THE TASK :: Reproduce every line of the items below word for word, omitting the pictures.

(Items with labeled boxes)

— start —

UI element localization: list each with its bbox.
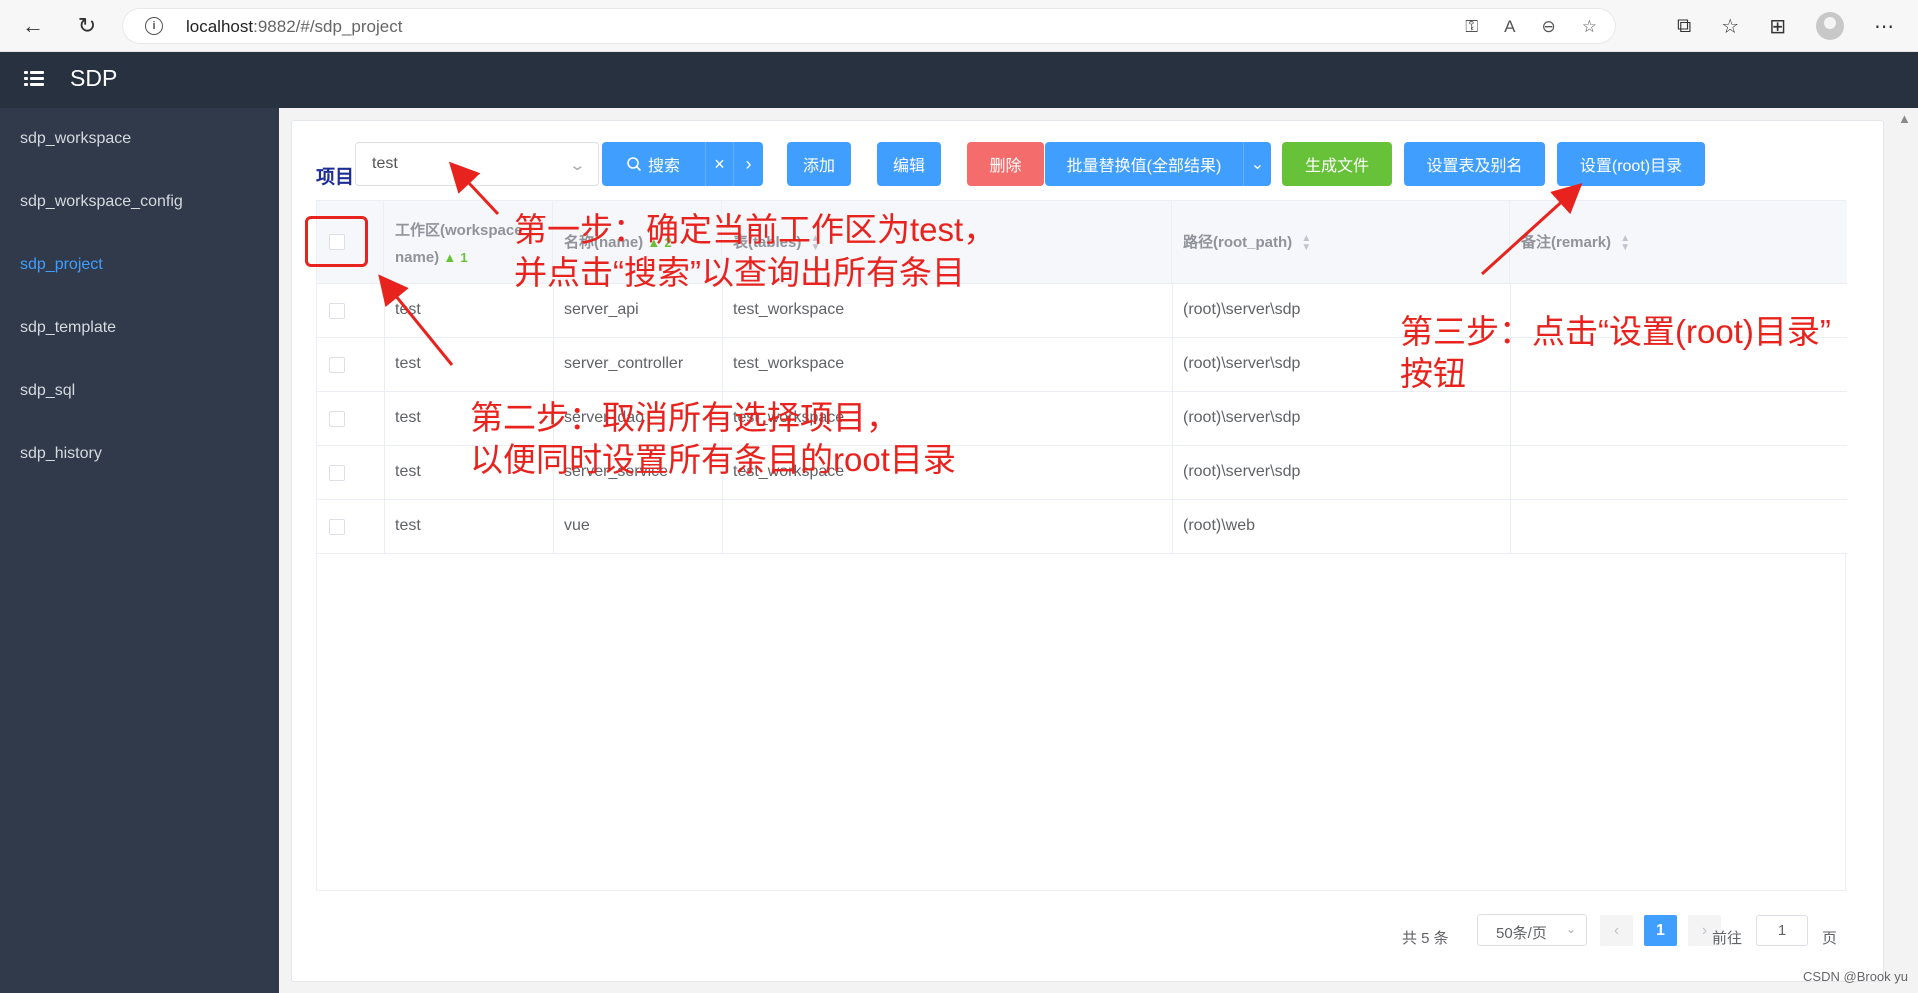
table-row[interactable]: test vue (root)\web xyxy=(317,500,1847,554)
goto-prefix: 前往 xyxy=(1712,930,1743,947)
chevron-down-icon: ⌄ xyxy=(568,157,587,174)
project-table: 工作区(workspace name) ▲ 1 名称(name) ▲ 2 表(t… xyxy=(316,200,1847,891)
page-size-select[interactable]: 50条/页 ⌄ xyxy=(1477,914,1587,946)
sidebar: sdp_workspace sdp_workspace_config sdp_p… xyxy=(0,108,279,993)
batch-replace-group: 批量替换值(全部结果) ⌄ xyxy=(1045,142,1271,186)
annotation-step1-line2: 并点击“搜索”以查询出所有条目 xyxy=(514,254,965,291)
more-icon[interactable]: ⋯ xyxy=(1874,14,1894,39)
chevron-right-icon[interactable]: › xyxy=(733,142,763,186)
sort-ascending-icon[interactable]: ▲ xyxy=(443,250,456,265)
refresh-icon[interactable]: ↻ xyxy=(73,12,101,40)
annotation-step2-line1: 第二步：取消所有选择项目， xyxy=(470,399,899,436)
zoom-out-icon[interactable]: ⊖ xyxy=(1542,17,1556,37)
sidebar-item-sdp-history[interactable]: sdp_history xyxy=(20,445,102,463)
workspace-select[interactable]: test ⌄ xyxy=(355,142,599,186)
delete-button[interactable]: 删除 xyxy=(967,142,1044,186)
prev-page-button[interactable]: ‹ xyxy=(1600,915,1633,946)
page-title: 项目 xyxy=(316,167,355,188)
add-button[interactable]: 添加 xyxy=(787,142,851,186)
row-checkbox[interactable] xyxy=(329,303,345,319)
row-checkbox[interactable] xyxy=(329,519,345,535)
sidebar-item-sdp-sql[interactable]: sdp_sql xyxy=(20,382,75,400)
scroll-up-arrow-icon[interactable]: ▲ xyxy=(1898,111,1911,126)
read-aloud-icon[interactable]: A xyxy=(1504,17,1515,37)
current-page-button[interactable]: 1 xyxy=(1644,915,1677,946)
edit-button[interactable]: 编辑 xyxy=(877,142,941,186)
annotation-step2-line2: 以便同时设置所有条目的root目录 xyxy=(470,441,956,478)
sort-caret-icon[interactable]: ▲ ▼ xyxy=(1301,234,1311,253)
chevron-down-icon[interactable]: ⌄ xyxy=(1243,142,1271,186)
workspace-select-value: test xyxy=(372,155,398,172)
back-icon[interactable]: ← xyxy=(19,12,47,40)
sort-caret-icon[interactable]: ▲ ▼ xyxy=(1620,234,1630,253)
annotation-highlight-box xyxy=(305,216,368,267)
row-checkbox[interactable] xyxy=(329,357,345,373)
set-table-alias-button[interactable]: 设置表及别名 xyxy=(1404,142,1545,186)
favorite-add-icon[interactable]: ☆ xyxy=(1582,17,1597,37)
annotation-step3-line1: 第三步：点击“设置(root)目录” xyxy=(1400,313,1831,350)
profile-avatar[interactable] xyxy=(1816,12,1844,40)
watermark: CSDN @Brook yu xyxy=(1803,969,1908,984)
browser-toolbar: ← ↻ i localhost:9882/#/sdp_project ⚿ A ⊖… xyxy=(0,0,1918,52)
annotation-step3-line2: 按钮 xyxy=(1400,355,1466,392)
app-title: SDP xyxy=(70,65,118,91)
search-button-group: 搜索 × › xyxy=(602,142,763,186)
sidebar-item-sdp-template[interactable]: sdp_template xyxy=(20,319,116,337)
key-icon[interactable]: ⚿ xyxy=(1465,17,1478,37)
sidebar-item-sdp-project[interactable]: sdp_project xyxy=(20,256,103,274)
clear-search-icon[interactable]: × xyxy=(705,142,733,186)
collections-icon[interactable]: ⊞ xyxy=(1769,14,1786,39)
sidebar-item-sdp-workspace[interactable]: sdp_workspace xyxy=(20,130,131,148)
pagination-total: 共 5 条 xyxy=(1402,930,1449,947)
set-root-directory-button[interactable]: 设置(root)目录 xyxy=(1557,142,1705,186)
batch-replace-button[interactable]: 批量替换值(全部结果) xyxy=(1045,142,1243,186)
search-button[interactable]: 搜索 xyxy=(602,142,704,186)
annotation-step1-line1: 第一步：确定当前工作区为test， xyxy=(514,211,997,248)
remark-column-header[interactable]: 备注(remark) ▲ ▼ xyxy=(1510,201,1847,284)
app-header: SDP xyxy=(0,52,1918,108)
row-checkbox[interactable] xyxy=(329,411,345,427)
info-icon[interactable]: i xyxy=(145,17,163,35)
chevron-down-icon: ⌄ xyxy=(1565,922,1576,936)
goto-page-input[interactable]: 1 xyxy=(1756,915,1808,946)
generate-files-button[interactable]: 生成文件 xyxy=(1282,142,1392,186)
goto-suffix: 页 xyxy=(1822,930,1838,947)
address-bar[interactable]: i localhost:9882/#/sdp_project ⚿ A ⊖ ☆ xyxy=(122,8,1616,44)
menu-toggle-icon[interactable] xyxy=(24,68,46,90)
root-path-column-header[interactable]: 路径(root_path) ▲ ▼ xyxy=(1172,201,1510,284)
sidebar-item-sdp-workspace-config[interactable]: sdp_workspace_config xyxy=(20,193,183,211)
row-checkbox[interactable] xyxy=(329,465,345,481)
search-icon xyxy=(627,157,642,172)
search-button-label: 搜索 xyxy=(647,158,680,175)
url-text: localhost:9882/#/sdp_project xyxy=(186,17,403,36)
favorites-icon[interactable]: ☆ xyxy=(1721,14,1739,39)
extensions-icon[interactable]: ⧉ xyxy=(1677,15,1691,38)
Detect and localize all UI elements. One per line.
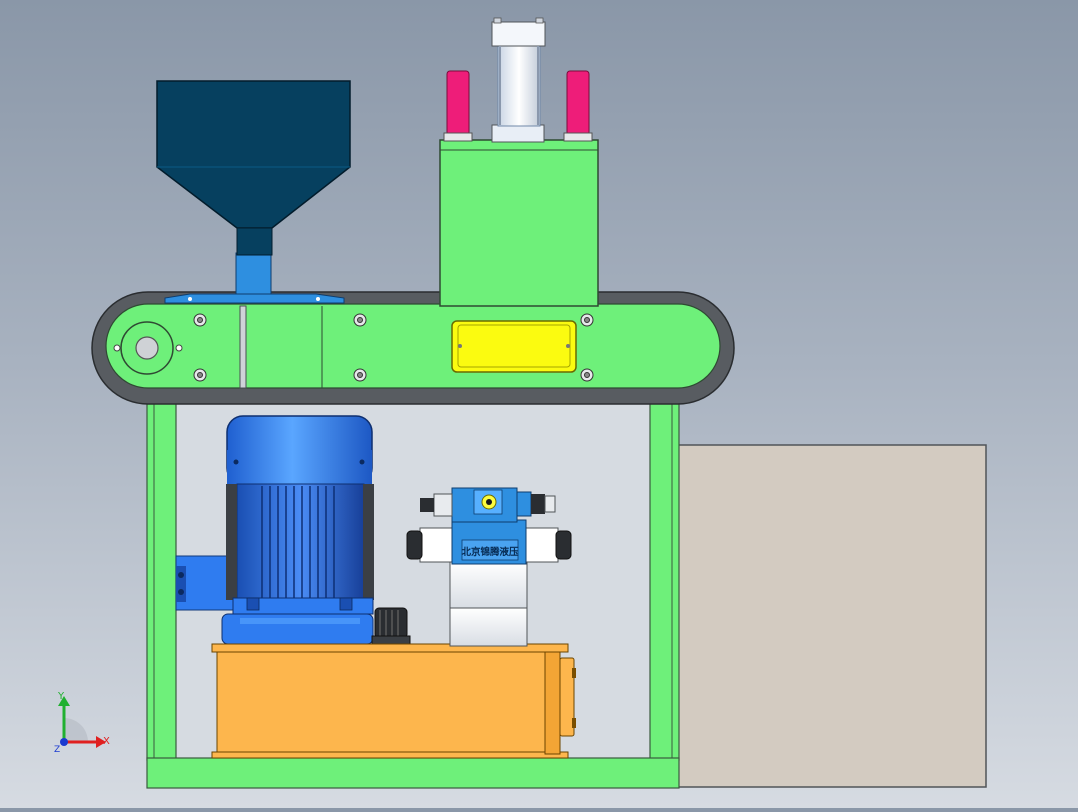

— end —

OUTPUT BELOW ::
UI element localization: list each with its bbox.
table-row[interactable]: test vue (root)\web xyxy=(317,500,1847,554)
goto-prefix: 前往 xyxy=(1712,930,1743,947)
chevron-down-icon: ⌄ xyxy=(568,157,587,174)
project-table: 工作区(workspace name) ▲ 1 名称(name) ▲ 2 表(t… xyxy=(316,200,1847,891)
page-size-select[interactable]: 50条/页 ⌄ xyxy=(1477,914,1587,946)
sidebar: sdp_workspace sdp_workspace_config sdp_p… xyxy=(0,108,279,993)
batch-replace-group: 批量替换值(全部结果) ⌄ xyxy=(1045,142,1271,186)
annotation-step1-line2: 并点击“搜索”以查询出所有条目 xyxy=(514,254,965,291)
more-icon[interactable]: ⋯ xyxy=(1874,14,1894,39)
chevron-right-icon[interactable]: › xyxy=(733,142,763,186)
sort-ascending-icon[interactable]: ▲ xyxy=(443,250,456,265)
refresh-icon[interactable]: ↻ xyxy=(73,12,101,40)
annotation-step2-line1: 第二步：取消所有选择项目， xyxy=(470,399,899,436)
zoom-out-icon[interactable]: ⊖ xyxy=(1542,17,1556,37)
sidebar-item-sdp-history[interactable]: sdp_history xyxy=(20,445,102,463)
workspace-select[interactable]: test ⌄ xyxy=(355,142,599,186)
delete-button[interactable]: 删除 xyxy=(967,142,1044,186)
prev-page-button[interactable]: ‹ xyxy=(1600,915,1633,946)
page-title: 项目 xyxy=(316,167,355,188)
add-button[interactable]: 添加 xyxy=(787,142,851,186)
row-checkbox[interactable] xyxy=(329,303,345,319)
row-checkbox[interactable] xyxy=(329,519,345,535)
sidebar-item-sdp-sql[interactable]: sdp_sql xyxy=(20,382,75,400)
scroll-up-arrow-icon[interactable]: ▲ xyxy=(1898,111,1911,126)
read-aloud-icon[interactable]: A xyxy=(1504,17,1515,37)
current-page-button[interactable]: 1 xyxy=(1644,915,1677,946)
edit-button[interactable]: 编辑 xyxy=(877,142,941,186)
annotation-step2-line2: 以便同时设置所有条目的root目录 xyxy=(470,441,956,478)
sort-caret-icon[interactable]: ▲ ▼ xyxy=(1301,234,1311,253)
chevron-down-icon[interactable]: ⌄ xyxy=(1243,142,1271,186)
workspace-select-value: test xyxy=(372,155,398,172)
back-icon[interactable]: ← xyxy=(19,12,47,40)
sort-caret-icon[interactable]: ▲ ▼ xyxy=(1620,234,1630,253)
annotation-highlight-box xyxy=(305,216,368,267)
row-checkbox[interactable] xyxy=(329,357,345,373)
set-table-alias-button[interactable]: 设置表及别名 xyxy=(1404,142,1545,186)
favorite-add-icon[interactable]: ☆ xyxy=(1582,17,1597,37)
annotation-step3-line1: 第三步：点击“设置(root)目录” xyxy=(1400,313,1831,350)
profile-avatar[interactable] xyxy=(1816,12,1844,40)
watermark: CSDN @Brook yu xyxy=(1803,969,1908,984)
browser-toolbar: ← ↻ i localhost:9882/#/sdp_project ⚿ A ⊖… xyxy=(0,0,1918,52)
annotation-step3-line2: 按钮 xyxy=(1400,355,1466,392)
app-title: SDP xyxy=(70,65,118,91)
search-button-group: 搜索 × › xyxy=(602,142,763,186)
sidebar-item-sdp-template[interactable]: sdp_template xyxy=(20,319,116,337)
key-icon[interactable]: ⚿ xyxy=(1465,17,1478,37)
sidebar-item-sdp-project[interactable]: sdp_project xyxy=(20,256,103,274)
clear-search-icon[interactable]: × xyxy=(705,142,733,186)
collections-icon[interactable]: ⊞ xyxy=(1769,14,1786,39)
sidebar-item-sdp-workspace[interactable]: sdp_workspace xyxy=(20,130,131,148)
pagination-total: 共 5 条 xyxy=(1402,930,1449,947)
set-root-directory-button[interactable]: 设置(root)目录 xyxy=(1557,142,1705,186)
batch-replace-button[interactable]: 批量替换值(全部结果) xyxy=(1045,142,1243,186)
search-button[interactable]: 搜索 xyxy=(602,142,704,186)
annotation-step1-line1: 第一步：确定当前工作区为test， xyxy=(514,211,997,248)
remark-column-header[interactable]: 备注(remark) ▲ ▼ xyxy=(1510,201,1847,284)
app-header: SDP xyxy=(0,52,1918,108)
row-checkbox[interactable] xyxy=(329,411,345,427)
info-icon[interactable]: i xyxy=(145,17,163,35)
chevron-down-icon: ⌄ xyxy=(1565,922,1576,936)
goto-page-input[interactable]: 1 xyxy=(1756,915,1808,946)
generate-files-button[interactable]: 生成文件 xyxy=(1282,142,1392,186)
goto-suffix: 页 xyxy=(1822,930,1838,947)
address-bar[interactable]: i localhost:9882/#/sdp_project ⚿ A ⊖ ☆ xyxy=(122,8,1616,44)
menu-toggle-icon[interactable] xyxy=(24,68,46,90)
root-path-column-header[interactable]: 路径(root_path) ▲ ▼ xyxy=(1172,201,1510,284)
sidebar-item-sdp-workspace-config[interactable]: sdp_workspace_config xyxy=(20,193,183,211)
row-checkbox[interactable] xyxy=(329,465,345,481)
search-icon xyxy=(627,157,642,172)
search-button-label: 搜索 xyxy=(647,158,680,175)
url-text: localhost:9882/#/sdp_project xyxy=(186,17,403,36)
favorites-icon[interactable]: ☆ xyxy=(1721,14,1739,39)
extensions-icon[interactable]: ⧉ xyxy=(1677,15,1691,38)
Detect and localize all UI elements. One per line.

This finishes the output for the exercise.